Extracted records:
◇ ◇ ◇ ◇
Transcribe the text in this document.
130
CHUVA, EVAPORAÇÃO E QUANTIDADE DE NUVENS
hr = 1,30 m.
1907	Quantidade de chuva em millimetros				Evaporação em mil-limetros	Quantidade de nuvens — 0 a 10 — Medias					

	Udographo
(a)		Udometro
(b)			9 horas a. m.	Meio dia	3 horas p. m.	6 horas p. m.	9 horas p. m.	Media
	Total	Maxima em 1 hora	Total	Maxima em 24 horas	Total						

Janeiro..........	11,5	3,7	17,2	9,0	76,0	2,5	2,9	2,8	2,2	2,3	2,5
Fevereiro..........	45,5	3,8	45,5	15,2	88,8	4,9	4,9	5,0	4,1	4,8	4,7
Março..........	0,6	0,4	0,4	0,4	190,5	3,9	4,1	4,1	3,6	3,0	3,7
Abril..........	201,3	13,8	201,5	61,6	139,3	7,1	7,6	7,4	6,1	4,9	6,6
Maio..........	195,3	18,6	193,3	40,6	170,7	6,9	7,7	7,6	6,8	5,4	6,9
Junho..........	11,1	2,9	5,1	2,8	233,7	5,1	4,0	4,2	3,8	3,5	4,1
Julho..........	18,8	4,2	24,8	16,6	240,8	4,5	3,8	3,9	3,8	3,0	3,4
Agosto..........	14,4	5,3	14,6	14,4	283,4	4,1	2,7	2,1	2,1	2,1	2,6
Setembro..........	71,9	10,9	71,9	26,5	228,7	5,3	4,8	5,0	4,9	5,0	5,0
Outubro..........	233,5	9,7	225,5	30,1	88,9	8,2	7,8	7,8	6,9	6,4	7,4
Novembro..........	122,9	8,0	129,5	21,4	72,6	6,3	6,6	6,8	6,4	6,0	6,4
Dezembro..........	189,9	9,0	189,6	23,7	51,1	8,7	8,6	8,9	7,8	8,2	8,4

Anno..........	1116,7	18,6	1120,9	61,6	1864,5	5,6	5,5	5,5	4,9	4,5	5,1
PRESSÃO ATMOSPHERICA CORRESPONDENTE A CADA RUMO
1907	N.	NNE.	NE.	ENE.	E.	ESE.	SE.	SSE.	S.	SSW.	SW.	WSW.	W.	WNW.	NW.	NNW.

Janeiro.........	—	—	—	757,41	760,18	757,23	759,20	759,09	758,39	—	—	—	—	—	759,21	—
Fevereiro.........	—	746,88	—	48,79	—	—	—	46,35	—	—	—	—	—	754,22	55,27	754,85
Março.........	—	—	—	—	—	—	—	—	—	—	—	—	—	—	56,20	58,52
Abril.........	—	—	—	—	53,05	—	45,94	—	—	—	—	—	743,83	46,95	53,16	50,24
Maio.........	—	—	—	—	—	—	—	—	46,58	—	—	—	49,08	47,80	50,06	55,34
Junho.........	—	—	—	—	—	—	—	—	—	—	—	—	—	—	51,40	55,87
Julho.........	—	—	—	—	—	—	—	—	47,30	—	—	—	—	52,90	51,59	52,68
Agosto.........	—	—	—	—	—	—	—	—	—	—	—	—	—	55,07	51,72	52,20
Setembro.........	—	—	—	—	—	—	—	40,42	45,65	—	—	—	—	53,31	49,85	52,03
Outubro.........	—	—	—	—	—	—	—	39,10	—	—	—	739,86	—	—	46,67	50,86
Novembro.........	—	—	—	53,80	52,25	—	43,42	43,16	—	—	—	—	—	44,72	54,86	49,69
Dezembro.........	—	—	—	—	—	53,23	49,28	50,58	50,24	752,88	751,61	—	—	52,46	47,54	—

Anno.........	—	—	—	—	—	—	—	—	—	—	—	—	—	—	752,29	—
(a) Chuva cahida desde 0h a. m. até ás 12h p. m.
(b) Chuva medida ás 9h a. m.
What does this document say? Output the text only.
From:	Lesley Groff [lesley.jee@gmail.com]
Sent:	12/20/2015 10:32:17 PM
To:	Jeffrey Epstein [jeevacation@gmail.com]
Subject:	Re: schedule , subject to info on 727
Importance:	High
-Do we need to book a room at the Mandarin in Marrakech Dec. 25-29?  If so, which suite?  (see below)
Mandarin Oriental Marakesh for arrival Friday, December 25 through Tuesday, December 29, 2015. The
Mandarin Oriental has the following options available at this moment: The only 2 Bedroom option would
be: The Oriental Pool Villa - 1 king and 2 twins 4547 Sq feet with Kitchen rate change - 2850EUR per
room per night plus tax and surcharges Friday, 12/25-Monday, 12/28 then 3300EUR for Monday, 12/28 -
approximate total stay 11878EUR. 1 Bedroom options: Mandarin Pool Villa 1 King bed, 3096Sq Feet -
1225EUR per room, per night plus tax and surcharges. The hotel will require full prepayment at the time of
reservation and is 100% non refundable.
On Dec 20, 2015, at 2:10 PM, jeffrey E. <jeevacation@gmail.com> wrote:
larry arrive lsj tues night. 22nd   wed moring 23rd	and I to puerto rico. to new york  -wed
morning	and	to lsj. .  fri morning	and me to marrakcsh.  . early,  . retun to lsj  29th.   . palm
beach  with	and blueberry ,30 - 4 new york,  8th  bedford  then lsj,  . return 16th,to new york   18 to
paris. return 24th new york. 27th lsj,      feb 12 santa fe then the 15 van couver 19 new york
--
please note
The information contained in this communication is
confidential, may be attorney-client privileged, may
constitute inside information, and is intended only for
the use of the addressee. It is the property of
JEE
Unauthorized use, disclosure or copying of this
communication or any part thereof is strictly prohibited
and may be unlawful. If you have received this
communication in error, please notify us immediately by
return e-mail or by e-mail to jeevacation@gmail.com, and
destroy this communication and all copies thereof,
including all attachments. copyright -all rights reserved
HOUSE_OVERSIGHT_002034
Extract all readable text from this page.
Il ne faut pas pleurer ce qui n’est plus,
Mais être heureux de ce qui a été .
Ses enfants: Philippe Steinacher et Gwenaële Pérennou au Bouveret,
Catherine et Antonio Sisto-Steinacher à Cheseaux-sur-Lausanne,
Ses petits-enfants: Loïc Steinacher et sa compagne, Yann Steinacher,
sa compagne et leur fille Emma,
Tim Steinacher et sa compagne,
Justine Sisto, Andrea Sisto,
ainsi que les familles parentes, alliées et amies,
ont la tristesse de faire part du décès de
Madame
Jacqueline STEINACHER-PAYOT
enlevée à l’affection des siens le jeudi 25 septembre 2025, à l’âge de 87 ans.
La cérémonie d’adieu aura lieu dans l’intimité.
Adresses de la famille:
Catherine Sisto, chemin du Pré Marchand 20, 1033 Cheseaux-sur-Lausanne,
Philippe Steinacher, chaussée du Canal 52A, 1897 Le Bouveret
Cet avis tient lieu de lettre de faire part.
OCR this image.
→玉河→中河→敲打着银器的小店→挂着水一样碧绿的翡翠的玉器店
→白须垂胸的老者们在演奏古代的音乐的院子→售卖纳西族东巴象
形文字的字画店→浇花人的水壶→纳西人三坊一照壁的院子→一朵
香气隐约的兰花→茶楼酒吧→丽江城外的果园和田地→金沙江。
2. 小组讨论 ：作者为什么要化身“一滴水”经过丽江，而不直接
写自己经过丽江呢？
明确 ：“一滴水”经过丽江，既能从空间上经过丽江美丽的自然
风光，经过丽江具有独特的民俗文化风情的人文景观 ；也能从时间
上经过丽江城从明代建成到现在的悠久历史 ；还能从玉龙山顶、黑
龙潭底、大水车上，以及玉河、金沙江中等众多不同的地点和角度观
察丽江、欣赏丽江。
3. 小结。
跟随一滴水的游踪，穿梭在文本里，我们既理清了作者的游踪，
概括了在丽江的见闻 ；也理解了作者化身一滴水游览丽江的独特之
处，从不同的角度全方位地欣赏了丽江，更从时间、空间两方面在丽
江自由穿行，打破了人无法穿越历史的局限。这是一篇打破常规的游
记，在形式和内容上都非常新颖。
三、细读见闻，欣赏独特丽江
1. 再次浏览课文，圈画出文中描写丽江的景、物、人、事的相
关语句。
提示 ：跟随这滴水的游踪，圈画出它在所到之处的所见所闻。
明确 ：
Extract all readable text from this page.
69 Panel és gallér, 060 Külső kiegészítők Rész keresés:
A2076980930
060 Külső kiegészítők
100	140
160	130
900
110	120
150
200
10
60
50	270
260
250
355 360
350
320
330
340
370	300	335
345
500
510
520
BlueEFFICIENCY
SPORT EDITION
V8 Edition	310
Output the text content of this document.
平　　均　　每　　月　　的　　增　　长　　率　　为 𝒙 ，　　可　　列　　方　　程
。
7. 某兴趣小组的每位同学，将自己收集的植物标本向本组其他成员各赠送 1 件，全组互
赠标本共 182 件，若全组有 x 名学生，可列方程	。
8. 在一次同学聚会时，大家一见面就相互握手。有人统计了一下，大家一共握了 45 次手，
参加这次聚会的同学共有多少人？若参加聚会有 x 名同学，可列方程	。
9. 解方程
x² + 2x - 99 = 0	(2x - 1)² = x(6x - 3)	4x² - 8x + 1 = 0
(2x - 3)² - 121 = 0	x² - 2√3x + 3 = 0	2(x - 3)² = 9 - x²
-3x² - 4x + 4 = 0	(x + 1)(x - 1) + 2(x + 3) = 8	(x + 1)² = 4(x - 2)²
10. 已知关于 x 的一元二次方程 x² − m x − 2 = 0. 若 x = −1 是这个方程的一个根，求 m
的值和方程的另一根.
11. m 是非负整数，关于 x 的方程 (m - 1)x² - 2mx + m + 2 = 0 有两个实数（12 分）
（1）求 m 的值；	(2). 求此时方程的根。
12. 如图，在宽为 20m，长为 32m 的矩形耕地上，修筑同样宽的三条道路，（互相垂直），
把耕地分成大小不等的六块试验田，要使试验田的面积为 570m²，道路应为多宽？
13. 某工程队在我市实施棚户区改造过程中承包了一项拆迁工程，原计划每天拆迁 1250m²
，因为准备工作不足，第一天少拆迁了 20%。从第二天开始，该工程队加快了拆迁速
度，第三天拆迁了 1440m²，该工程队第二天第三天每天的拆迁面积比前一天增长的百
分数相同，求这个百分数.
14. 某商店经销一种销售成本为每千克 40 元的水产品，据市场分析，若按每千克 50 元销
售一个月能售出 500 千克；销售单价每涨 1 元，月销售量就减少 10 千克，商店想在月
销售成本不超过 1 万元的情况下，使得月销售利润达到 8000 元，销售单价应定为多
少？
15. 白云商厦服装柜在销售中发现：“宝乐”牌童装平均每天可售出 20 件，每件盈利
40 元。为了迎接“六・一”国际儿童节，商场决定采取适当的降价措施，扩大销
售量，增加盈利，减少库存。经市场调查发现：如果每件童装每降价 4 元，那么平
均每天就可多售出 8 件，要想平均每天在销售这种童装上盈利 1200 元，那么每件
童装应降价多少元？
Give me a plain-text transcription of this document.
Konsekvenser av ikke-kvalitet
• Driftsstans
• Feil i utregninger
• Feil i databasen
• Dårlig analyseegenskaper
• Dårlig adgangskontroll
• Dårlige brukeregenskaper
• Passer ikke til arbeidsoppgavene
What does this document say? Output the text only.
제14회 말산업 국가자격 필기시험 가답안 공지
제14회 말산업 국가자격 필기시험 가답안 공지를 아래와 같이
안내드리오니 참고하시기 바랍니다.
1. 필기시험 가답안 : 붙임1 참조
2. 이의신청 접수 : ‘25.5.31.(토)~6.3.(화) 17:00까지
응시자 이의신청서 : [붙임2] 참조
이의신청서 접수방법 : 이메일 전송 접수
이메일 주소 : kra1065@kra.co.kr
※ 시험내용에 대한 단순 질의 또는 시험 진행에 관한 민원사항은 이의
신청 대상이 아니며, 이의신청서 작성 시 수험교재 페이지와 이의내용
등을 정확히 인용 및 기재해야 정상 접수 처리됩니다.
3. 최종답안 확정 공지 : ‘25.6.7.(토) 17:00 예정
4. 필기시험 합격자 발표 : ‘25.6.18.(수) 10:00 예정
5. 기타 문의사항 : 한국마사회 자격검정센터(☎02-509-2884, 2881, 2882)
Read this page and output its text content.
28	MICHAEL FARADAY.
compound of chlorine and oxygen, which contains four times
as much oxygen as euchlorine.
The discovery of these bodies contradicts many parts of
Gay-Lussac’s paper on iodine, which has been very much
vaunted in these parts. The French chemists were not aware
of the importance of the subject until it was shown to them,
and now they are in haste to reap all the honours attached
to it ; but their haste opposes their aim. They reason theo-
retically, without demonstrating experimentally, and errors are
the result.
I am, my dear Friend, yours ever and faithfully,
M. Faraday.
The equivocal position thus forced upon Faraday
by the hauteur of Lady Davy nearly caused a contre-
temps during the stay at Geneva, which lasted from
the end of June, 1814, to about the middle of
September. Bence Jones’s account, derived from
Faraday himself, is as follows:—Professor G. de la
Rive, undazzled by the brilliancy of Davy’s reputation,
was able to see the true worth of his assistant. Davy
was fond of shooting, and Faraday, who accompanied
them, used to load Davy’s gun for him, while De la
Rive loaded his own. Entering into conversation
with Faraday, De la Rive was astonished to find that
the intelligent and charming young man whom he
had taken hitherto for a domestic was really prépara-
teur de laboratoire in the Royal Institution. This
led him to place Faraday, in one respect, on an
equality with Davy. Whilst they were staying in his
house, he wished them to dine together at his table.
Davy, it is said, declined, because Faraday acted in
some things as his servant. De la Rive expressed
◇ ◇ ◇ ◇
WRITTEN INSTRUCTION: Copy all the lines above that hold the string "were".

FINAL ANSWER:
vaunted in these parts. The French chemists were not aware
equality with Davy. Whilst they were staying in his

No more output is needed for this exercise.